* [YOUR GOAL]:
Print the whole listing exactly.

━━ LISTED RECORDS

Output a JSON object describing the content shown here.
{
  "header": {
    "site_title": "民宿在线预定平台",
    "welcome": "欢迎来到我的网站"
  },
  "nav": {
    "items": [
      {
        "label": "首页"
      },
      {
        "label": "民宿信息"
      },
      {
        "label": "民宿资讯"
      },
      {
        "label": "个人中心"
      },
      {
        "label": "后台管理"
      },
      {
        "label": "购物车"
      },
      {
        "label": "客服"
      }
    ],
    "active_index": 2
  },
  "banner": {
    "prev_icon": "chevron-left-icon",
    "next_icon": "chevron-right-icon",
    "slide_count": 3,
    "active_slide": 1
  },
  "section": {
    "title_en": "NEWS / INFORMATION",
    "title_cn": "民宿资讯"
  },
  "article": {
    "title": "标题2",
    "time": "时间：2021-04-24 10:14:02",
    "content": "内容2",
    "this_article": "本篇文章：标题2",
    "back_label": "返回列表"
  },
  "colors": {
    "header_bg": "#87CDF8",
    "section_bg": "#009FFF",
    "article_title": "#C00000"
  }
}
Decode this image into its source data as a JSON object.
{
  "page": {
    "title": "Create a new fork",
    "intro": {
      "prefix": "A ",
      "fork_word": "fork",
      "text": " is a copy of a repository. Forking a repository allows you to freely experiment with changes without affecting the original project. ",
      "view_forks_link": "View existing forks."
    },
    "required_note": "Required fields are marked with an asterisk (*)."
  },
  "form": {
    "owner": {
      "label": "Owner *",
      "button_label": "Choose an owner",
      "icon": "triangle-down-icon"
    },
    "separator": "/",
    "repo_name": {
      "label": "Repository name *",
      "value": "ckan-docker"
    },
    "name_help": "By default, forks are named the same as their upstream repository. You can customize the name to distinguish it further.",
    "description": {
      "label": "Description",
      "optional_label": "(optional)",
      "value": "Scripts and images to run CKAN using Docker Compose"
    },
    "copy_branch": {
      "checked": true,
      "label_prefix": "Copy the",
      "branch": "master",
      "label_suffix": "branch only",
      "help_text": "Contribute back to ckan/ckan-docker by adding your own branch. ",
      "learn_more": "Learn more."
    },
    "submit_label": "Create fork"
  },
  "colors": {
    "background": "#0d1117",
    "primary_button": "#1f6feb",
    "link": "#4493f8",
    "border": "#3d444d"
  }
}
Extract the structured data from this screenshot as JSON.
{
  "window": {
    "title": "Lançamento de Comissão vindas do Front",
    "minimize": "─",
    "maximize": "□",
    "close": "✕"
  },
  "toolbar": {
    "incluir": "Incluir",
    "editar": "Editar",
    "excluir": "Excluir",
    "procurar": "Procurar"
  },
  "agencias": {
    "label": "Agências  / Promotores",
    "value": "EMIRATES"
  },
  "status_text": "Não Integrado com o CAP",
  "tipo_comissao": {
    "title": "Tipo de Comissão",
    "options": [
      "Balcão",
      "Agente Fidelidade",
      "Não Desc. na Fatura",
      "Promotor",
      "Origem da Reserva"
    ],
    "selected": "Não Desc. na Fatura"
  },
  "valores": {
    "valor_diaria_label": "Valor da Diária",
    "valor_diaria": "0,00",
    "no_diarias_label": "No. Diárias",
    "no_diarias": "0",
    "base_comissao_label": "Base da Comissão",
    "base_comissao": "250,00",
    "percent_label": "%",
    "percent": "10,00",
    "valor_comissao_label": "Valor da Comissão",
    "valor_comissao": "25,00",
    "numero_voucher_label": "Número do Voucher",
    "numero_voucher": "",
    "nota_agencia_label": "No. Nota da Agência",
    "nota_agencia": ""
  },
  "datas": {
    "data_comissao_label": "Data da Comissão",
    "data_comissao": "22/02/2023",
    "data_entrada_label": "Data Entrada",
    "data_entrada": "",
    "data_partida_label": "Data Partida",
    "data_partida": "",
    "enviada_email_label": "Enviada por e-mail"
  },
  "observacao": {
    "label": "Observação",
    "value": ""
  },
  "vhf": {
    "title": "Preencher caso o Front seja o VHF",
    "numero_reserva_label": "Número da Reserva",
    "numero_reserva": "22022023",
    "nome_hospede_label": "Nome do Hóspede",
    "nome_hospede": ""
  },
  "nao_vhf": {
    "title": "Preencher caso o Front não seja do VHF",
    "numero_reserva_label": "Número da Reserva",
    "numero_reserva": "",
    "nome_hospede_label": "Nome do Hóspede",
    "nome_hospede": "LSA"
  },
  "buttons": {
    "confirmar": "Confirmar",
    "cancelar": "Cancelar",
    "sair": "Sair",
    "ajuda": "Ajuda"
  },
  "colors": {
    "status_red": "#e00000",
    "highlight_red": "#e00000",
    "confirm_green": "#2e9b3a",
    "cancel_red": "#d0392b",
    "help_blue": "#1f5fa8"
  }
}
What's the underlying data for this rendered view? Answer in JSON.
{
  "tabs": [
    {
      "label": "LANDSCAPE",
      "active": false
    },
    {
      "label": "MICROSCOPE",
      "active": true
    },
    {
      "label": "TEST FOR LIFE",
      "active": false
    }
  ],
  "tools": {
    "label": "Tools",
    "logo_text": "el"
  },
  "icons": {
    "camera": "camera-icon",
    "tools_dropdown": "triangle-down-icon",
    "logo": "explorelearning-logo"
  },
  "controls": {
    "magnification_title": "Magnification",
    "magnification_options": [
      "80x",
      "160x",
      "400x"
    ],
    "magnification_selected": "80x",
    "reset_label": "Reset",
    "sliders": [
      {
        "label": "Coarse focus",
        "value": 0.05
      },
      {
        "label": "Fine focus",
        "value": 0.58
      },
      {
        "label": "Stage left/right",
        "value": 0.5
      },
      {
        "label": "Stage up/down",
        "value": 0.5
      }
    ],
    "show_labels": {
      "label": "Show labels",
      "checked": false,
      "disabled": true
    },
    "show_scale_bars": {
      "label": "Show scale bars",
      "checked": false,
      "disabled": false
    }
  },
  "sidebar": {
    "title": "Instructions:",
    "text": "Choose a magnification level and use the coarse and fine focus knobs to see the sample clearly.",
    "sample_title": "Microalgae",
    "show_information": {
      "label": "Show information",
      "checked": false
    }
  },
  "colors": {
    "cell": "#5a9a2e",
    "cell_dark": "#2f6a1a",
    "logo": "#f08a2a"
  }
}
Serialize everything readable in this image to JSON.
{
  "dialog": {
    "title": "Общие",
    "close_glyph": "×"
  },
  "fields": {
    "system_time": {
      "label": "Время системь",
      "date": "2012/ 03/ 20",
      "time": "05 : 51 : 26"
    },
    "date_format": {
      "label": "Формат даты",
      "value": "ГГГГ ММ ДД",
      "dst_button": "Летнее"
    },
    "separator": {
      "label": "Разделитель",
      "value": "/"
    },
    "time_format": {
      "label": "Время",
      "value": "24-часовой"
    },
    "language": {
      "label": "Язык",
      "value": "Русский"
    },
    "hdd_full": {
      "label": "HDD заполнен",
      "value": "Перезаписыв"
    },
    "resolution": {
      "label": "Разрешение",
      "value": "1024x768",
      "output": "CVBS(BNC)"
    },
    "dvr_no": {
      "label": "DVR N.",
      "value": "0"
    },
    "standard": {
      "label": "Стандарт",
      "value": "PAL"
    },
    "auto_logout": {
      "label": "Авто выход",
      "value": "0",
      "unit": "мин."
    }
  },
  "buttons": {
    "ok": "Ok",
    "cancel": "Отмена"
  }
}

━━━━

* [ANSWER TO THIS TASK]:
Output a JSON object describing the content shown here.
{
  "header": {
    "site_title": "民宿在线预定平台",
    "welcome": "欢迎来到我的网站"
  },
  "nav": {
    "items": [
      {
        "label": "首页"
      },
      {
        "label": "民宿信息"
      },
      {
        "label": "民宿资讯"
      },
      {
        "label": "个人中心"
      },
      {
        "label": "后台管理"
      },
      {
        "label": "购物车"
      },
      {
        "label": "客服"
      }
    ],
    "active_index": 2
  },
  "banner": {
    "prev_icon": "chevron-left-icon",
    "next_icon": "chevron-right-icon",
    "slide_count": 3,
    "active_slide": 1
  },
  "section": {
    "title_en": "NEWS / INFORMATION",
    "title_cn": "民宿资讯"
  },
  "article": {
    "title": "标题2",
    "time": "时间：2021-04-24 10:14:02",
    "content": "内容2",
    "this_article": "本篇文章：标题2",
    "back_label": "返回列表"
  },
  "colors": {
    "header_bg": "#87CDF8",
    "section_bg": "#009FFF",
    "article_title": "#C00000"
  }
}
Decode this image into its source data as a JSON object.
{
  "page": {
    "title": "Create a new fork",
    "intro": {
      "prefix": "A ",
      "fork_word": "fork",
      "text": " is a copy of a repository. Forking a repository allows you to freely experiment with changes without affecting the original project. ",
      "view_forks_link": "View existing forks."
    },
    "required_note": "Required fields are marked with an asterisk (*)."
  },
  "form": {
    "owner": {
      "label": "Owner *",
      "button_label": "Choose an owner",
      "icon": "triangle-down-icon"
    },
    "separator": "/",
    "repo_name": {
      "label": "Repository name *",
      "value": "ckan-docker"
    },
    "name_help": "By default, forks are named the same as their upstream repository. You can customize the name to distinguish it further.",
    "description": {
      "label": "Description",
      "optional_label": "(optional)",
      "value": "Scripts and images to run CKAN using Docker Compose"
    },
    "copy_branch": {
      "checked": true,
      "label_prefix": "Copy the",
      "branch": "master",
      "label_suffix": "branch only",
      "help_text": "Contribute back to ckan/ckan-docker by adding your own branch. ",
      "learn_more": "Learn more."
    },
    "submit_label": "Create fork"
  },
  "colors": {
    "background": "#0d1117",
    "primary_button": "#1f6feb",
    "link": "#4493f8",
    "border": "#3d444d"
  }
}
Extract the structured data from this screenshot as JSON.
{
  "window": {
    "title": "Lançamento de Comissão vindas do Front",
    "minimize": "─",
    "maximize": "□",
    "close": "✕"
  },
  "toolbar": {
    "incluir": "Incluir",
    "editar": "Editar",
    "excluir": "Excluir",
    "procurar": "Procurar"
  },
  "agencias": {
    "label": "Agências  / Promotores",
    "value": "EMIRATES"
  },
  "status_text": "Não Integrado com o CAP",
  "tipo_comissao": {
    "title": "Tipo de Comissão",
    "options": [
      "Balcão",
      "Agente Fidelidade",
      "Não Desc. na Fatura",
      "Promotor",
      "Origem da Reserva"
    ],
    "selected": "Não Desc. na Fatura"
  },
  "valores": {
    "valor_diaria_label": "Valor da Diária",
    "valor_diaria": "0,00",
    "no_diarias_label": "No. Diárias",
    "no_diarias": "0",
    "base_comissao_label": "Base da Comissão",
    "base_comissao": "250,00",
    "percent_label": "%",
    "percent": "10,00",
    "valor_comissao_label": "Valor da Comissão",
    "valor_comissao": "25,00",
    "numero_voucher_label": "Número do Voucher",
    "numero_voucher": "",
    "nota_agencia_label": "No. Nota da Agência",
    "nota_agencia": ""
  },
  "datas": {
    "data_comissao_label": "Data da Comissão",
    "data_comissao": "22/02/2023",
    "data_entrada_label": "Data Entrada",
    "data_entrada": "",
    "data_partida_label": "Data Partida",
    "data_partida": "",
    "enviada_email_label": "Enviada por e-mail"
  },
  "observacao": {
    "label": "Observação",
    "value": ""
  },
  "vhf": {
    "title": "Preencher caso o Front seja o VHF",
    "numero_reserva_label": "Número da Reserva",
    "numero_reserva": "22022023",
    "nome_hospede_label": "Nome do Hóspede",
    "nome_hospede": ""
  },
  "nao_vhf": {
    "title": "Preencher caso o Front não seja do VHF",
    "numero_reserva_label": "Número da Reserva",
    "numero_reserva": "",
    "nome_hospede_label": "Nome do Hóspede",
    "nome_hospede": "LSA"
  },
  "buttons": {
    "confirmar": "Confirmar",
    "cancelar": "Cancelar",
    "sair": "Sair",
    "ajuda": "Ajuda"
  },
  "colors": {
    "status_red": "#e00000",
    "highlight_red": "#e00000",
    "confirm_green": "#2e9b3a",
    "cancel_red": "#d0392b",
    "help_blue": "#1f5fa8"
  }
}
What's the underlying data for this rendered view? Answer in JSON.
{
  "tabs": [
    {
      "label": "LANDSCAPE",
      "active": false
    },
    {
      "label": "MICROSCOPE",
      "active": true
    },
    {
      "label": "TEST FOR LIFE",
      "active": false
    }
  ],
  "tools": {
    "label": "Tools",
    "logo_text": "el"
  },
  "icons": {
    "camera": "camera-icon",
    "tools_dropdown": "triangle-down-icon",
    "logo": "explorelearning-logo"
  },
  "controls": {
    "magnification_title": "Magnification",
    "magnification_options": [
      "80x",
      "160x",
      "400x"
    ],
    "magnification_selected": "80x",
    "reset_label": "Reset",
    "sliders": [
      {
        "label": "Coarse focus",
        "value": 0.05
      },
      {
        "label": "Fine focus",
        "value": 0.58
      },
      {
        "label": "Stage left/right",
        "value": 0.5
      },
      {
        "label": "Stage up/down",
        "value": 0.5
      }
    ],
    "show_labels": {
      "label": "Show labels",
      "checked": false,
      "disabled": true
    },
    "show_scale_bars": {
      "label": "Show scale bars",
      "checked": false,
      "disabled": false
    }
  },
  "sidebar": {
    "title": "Instructions:",
    "text": "Choose a magnification level and use the coarse and fine focus knobs to see the sample clearly.",
    "sample_title": "Microalgae",
    "show_information": {
      "label": "Show information",
      "checked": false
    }
  },
  "colors": {
    "cell": "#5a9a2e",
    "cell_dark": "#2f6a1a",
    "logo": "#f08a2a"
  }
}
Serialize everything readable in this image to JSON.
{
  "dialog": {
    "title": "Общие",
    "close_glyph": "×"
  },
  "fields": {
    "system_time": {
      "label": "Время системь",
      "date": "2012/ 03/ 20",
      "time": "05 : 51 : 26"
    },
    "date_format": {
      "label": "Формат даты",
      "value": "ГГГГ ММ ДД",
      "dst_button": "Летнее"
    },
    "separator": {
      "label": "Разделитель",
      "value": "/"
    },
    "time_format": {
      "label": "Время",
      "value": "24-часовой"
    },
    "language": {
      "label": "Язык",
      "value": "Русский"
    },
    "hdd_full": {
      "label": "HDD заполнен",
      "value": "Перезаписыв"
    },
    "resolution": {
      "label": "Разрешение",
      "value": "1024x768",
      "output": "CVBS(BNC)"
    },
    "dvr_no": {
      "label": "DVR N.",
      "value": "0"
    },
    "standard": {
      "label": "Стандарт",
      "value": "PAL"
    },
    "auto_logout": {
      "label": "Авто выход",
      "value": "0",
      "unit": "мин."
    }
  },
  "buttons": {
    "ok": "Ok",
    "cancel": "Отмена"
  }
}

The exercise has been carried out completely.